(Stored records)
────

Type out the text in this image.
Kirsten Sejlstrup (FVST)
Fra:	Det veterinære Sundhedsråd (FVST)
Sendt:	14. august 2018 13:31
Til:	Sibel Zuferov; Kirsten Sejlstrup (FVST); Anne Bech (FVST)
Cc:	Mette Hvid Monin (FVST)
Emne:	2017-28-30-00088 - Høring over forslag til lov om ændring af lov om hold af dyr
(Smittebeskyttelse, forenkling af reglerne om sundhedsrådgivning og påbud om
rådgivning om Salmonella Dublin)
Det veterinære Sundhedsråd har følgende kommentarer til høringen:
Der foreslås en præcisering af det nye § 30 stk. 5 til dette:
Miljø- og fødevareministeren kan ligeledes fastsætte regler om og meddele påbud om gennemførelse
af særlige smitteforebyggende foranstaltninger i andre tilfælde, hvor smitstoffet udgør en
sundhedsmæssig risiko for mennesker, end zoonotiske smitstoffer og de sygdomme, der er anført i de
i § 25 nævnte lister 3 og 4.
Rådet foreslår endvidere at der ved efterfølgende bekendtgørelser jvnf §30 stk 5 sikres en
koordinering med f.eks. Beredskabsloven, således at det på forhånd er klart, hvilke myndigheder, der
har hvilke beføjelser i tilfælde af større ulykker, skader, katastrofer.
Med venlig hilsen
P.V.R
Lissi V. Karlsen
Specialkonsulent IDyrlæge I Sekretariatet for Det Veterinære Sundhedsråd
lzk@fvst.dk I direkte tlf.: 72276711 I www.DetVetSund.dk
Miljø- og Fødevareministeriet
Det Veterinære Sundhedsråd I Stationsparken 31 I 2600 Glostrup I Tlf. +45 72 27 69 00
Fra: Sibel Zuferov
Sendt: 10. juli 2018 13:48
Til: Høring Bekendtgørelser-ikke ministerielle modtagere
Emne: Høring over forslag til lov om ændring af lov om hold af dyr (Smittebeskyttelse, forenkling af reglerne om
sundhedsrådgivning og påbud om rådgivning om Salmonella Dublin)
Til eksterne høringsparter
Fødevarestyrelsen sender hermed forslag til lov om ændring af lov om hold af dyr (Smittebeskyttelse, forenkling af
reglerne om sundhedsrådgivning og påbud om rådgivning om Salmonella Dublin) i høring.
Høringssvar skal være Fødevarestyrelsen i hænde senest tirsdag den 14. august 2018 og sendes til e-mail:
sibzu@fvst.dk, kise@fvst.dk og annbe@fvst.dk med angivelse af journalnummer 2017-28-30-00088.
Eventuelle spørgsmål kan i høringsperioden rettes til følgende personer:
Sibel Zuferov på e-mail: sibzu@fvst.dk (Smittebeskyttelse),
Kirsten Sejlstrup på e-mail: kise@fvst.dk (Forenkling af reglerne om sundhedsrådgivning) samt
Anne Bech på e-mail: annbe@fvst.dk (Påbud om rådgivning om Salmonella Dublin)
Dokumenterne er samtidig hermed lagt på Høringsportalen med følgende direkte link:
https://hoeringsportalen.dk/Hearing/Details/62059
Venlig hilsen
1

────

Reproduce each line of the material containing the word "mail".

Høringssvar skal være Fødevarestyrelsen i hænde senest tirsdag den 14. august 2018 og sendes til e-mail:
Sibel Zuferov på e-mail: sibzu@fvst.dk (Smittebeskyttelse),
Kirsten Sejlstrup på e-mail: kise@fvst.dk (Forenkling af reglerne om sundhedsrådgivning) samt
Anne Bech på e-mail: annbe@fvst.dk (Påbud om rådgivning om Salmonella Dublin)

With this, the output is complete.